▶ **Task description**: Reproduce the data in its entirety, exactly as supplied.

▶ **A run of records**:
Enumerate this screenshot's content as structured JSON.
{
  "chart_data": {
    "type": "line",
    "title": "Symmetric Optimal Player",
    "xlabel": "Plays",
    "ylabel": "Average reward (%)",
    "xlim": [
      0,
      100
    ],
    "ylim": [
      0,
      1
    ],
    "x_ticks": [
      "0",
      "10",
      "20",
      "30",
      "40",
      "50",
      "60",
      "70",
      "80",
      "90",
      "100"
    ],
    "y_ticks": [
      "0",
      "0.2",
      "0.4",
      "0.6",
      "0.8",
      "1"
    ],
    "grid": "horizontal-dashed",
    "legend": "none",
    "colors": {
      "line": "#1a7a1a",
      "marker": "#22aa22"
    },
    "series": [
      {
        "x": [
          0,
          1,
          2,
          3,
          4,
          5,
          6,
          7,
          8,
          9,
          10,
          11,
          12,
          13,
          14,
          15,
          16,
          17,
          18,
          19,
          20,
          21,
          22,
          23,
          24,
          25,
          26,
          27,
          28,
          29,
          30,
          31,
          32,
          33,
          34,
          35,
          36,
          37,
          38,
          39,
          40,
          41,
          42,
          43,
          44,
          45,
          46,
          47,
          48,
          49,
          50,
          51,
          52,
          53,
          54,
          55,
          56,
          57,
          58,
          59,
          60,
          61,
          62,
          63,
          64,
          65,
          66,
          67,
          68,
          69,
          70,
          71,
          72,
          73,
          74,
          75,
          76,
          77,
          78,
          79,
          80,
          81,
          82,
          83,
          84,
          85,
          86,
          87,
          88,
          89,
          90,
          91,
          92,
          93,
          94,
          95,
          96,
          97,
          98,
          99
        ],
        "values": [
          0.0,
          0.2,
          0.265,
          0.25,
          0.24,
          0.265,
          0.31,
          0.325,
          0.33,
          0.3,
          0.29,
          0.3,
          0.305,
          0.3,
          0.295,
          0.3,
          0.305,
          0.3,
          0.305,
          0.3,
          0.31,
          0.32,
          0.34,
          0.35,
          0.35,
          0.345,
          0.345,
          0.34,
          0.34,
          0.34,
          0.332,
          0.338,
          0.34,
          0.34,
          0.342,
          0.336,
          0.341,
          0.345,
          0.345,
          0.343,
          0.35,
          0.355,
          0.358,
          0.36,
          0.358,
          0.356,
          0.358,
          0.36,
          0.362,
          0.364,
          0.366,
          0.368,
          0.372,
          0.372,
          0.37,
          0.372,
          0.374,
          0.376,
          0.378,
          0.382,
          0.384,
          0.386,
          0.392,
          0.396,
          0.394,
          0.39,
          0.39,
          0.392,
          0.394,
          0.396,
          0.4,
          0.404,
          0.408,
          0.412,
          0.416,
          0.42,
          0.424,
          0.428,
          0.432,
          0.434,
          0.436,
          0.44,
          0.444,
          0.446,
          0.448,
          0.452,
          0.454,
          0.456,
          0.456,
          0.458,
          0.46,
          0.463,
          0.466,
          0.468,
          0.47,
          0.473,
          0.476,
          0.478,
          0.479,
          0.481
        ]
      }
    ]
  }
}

▶ **Result of this exercise**:
Enumerate this screenshot's content as structured JSON.
{
  "chart_data": {
    "type": "line",
    "title": "Symmetric Optimal Player",
    "xlabel": "Plays",
    "ylabel": "Average reward (%)",
    "xlim": [
      0,
      100
    ],
    "ylim": [
      0,
      1
    ],
    "x_ticks": [
      "0",
      "10",
      "20",
      "30",
      "40",
      "50",
      "60",
      "70",
      "80",
      "90",
      "100"
    ],
    "y_ticks": [
      "0",
      "0.2",
      "0.4",
      "0.6",
      "0.8",
      "1"
    ],
    "grid": "horizontal-dashed",
    "legend": "none",
    "colors": {
      "line": "#1a7a1a",
      "marker": "#22aa22"
    },
    "series": [
      {
        "x": [
          0,
          1,
          2,
          3,
          4,
          5,
          6,
          7,
          8,
          9,
          10,
          11,
          12,
          13,
          14,
          15,
          16,
          17,
          18,
          19,
          20,
          21,
          22,
          23,
          24,
          25,
          26,
          27,
          28,
          29,
          30,
          31,
          32,
          33,
          34,
          35,
          36,
          37,
          38,
          39,
          40,
          41,
          42,
          43,
          44,
          45,
          46,
          47,
          48,
          49,
          50,
          51,
          52,
          53,
          54,
          55,
          56,
          57,
          58,
          59,
          60,
          61,
          62,
          63,
          64,
          65,
          66,
          67,
          68,
          69,
          70,
          71,
          72,
          73,
          74,
          75,
          76,
          77,
          78,
          79,
          80,
          81,
          82,
          83,
          84,
          85,
          86,
          87,
          88,
          89,
          90,
          91,
          92,
          93,
          94,
          95,
          96,
          97,
          98,
          99
        ],
        "values": [
          0.0,
          0.2,
          0.265,
          0.25,
          0.24,
          0.265,
          0.31,
          0.325,
          0.33,
          0.3,
          0.29,
          0.3,
          0.305,
          0.3,
          0.295,
          0.3,
          0.305,
          0.3,
          0.305,
          0.3,
          0.31,
          0.32,
          0.34,
          0.35,
          0.35,
          0.345,
          0.345,
          0.34,
          0.34,
          0.34,
          0.332,
          0.338,
          0.34,
          0.34,
          0.342,
          0.336,
          0.341,
          0.345,
          0.345,
          0.343,
          0.35,
          0.355,
          0.358,
          0.36,
          0.358,
          0.356,
          0.358,
          0.36,
          0.362,
          0.364,
          0.366,
          0.368,
          0.372,
          0.372,
          0.37,
          0.372,
          0.374,
          0.376,
          0.378,
          0.382,
          0.384,
          0.386,
          0.392,
          0.396,
          0.394,
          0.39,
          0.39,
          0.392,
          0.394,
          0.396,
          0.4,
          0.404,
          0.408,
          0.412,
          0.416,
          0.42,
          0.424,
          0.428,
          0.432,
          0.434,
          0.436,
          0.44,
          0.444,
          0.446,
          0.448,
          0.452,
          0.454,
          0.456,
          0.456,
          0.458,
          0.46,
          0.463,
          0.466,
          0.468,
          0.47,
          0.473,
          0.476,
          0.478,
          0.479,
          0.481
        ]
      }
    ]
  }
}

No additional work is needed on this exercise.